**TASK DETAILS**
Without the pictures, reproduce the records that follow exactly.

Data records
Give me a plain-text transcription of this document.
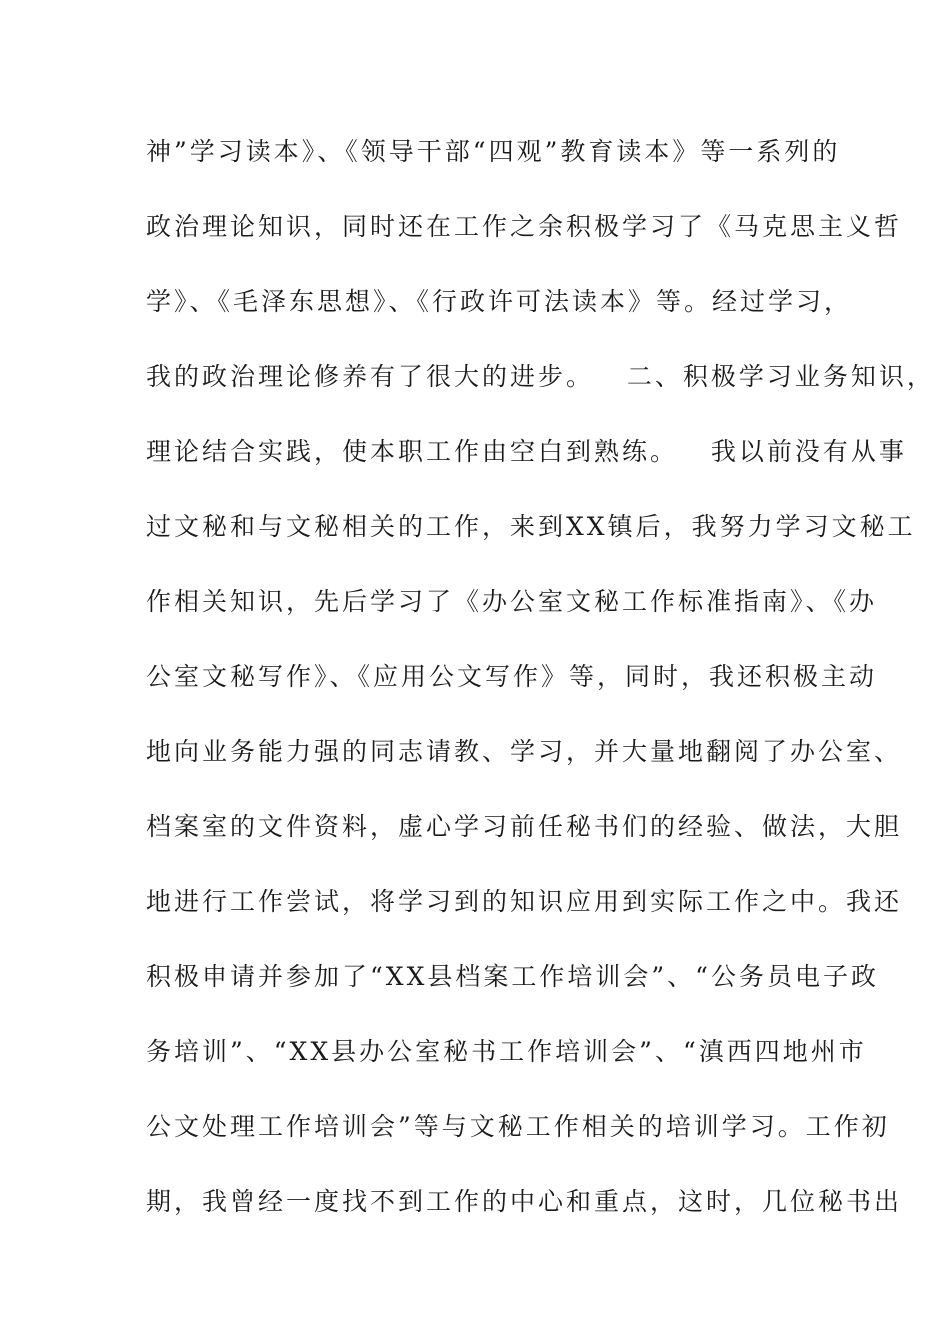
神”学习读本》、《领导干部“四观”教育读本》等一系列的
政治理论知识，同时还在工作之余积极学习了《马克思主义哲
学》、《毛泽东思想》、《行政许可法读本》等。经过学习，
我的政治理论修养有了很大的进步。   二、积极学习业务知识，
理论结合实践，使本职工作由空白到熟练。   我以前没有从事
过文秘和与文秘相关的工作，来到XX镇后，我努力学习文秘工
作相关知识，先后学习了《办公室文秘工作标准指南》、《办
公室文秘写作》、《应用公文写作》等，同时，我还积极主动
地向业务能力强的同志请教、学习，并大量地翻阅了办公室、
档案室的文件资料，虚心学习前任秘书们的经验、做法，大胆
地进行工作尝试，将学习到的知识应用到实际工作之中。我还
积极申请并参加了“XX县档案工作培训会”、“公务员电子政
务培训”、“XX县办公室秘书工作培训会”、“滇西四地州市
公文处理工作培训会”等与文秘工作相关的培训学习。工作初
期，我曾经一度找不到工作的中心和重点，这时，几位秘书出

**PROBLEM SOLUTION**
Give me a plain-text transcription of this document.
神”学习读本》、《领导干部“四观”教育读本》等一系列的
政治理论知识，同时还在工作之余积极学习了《马克思主义哲
学》、《毛泽东思想》、《行政许可法读本》等。经过学习，
我的政治理论修养有了很大的进步。   二、积极学习业务知识，
理论结合实践，使本职工作由空白到熟练。   我以前没有从事
过文秘和与文秘相关的工作，来到XX镇后，我努力学习文秘工
作相关知识，先后学习了《办公室文秘工作标准指南》、《办
公室文秘写作》、《应用公文写作》等，同时，我还积极主动
地向业务能力强的同志请教、学习，并大量地翻阅了办公室、
档案室的文件资料，虚心学习前任秘书们的经验、做法，大胆
地进行工作尝试，将学习到的知识应用到实际工作之中。我还
积极申请并参加了“XX县档案工作培训会”、“公务员电子政
务培训”、“XX县办公室秘书工作培训会”、“滇西四地州市
公文处理工作培训会”等与文秘工作相关的培训学习。工作初
期，我曾经一度找不到工作的中心和重点，这时，几位秘书出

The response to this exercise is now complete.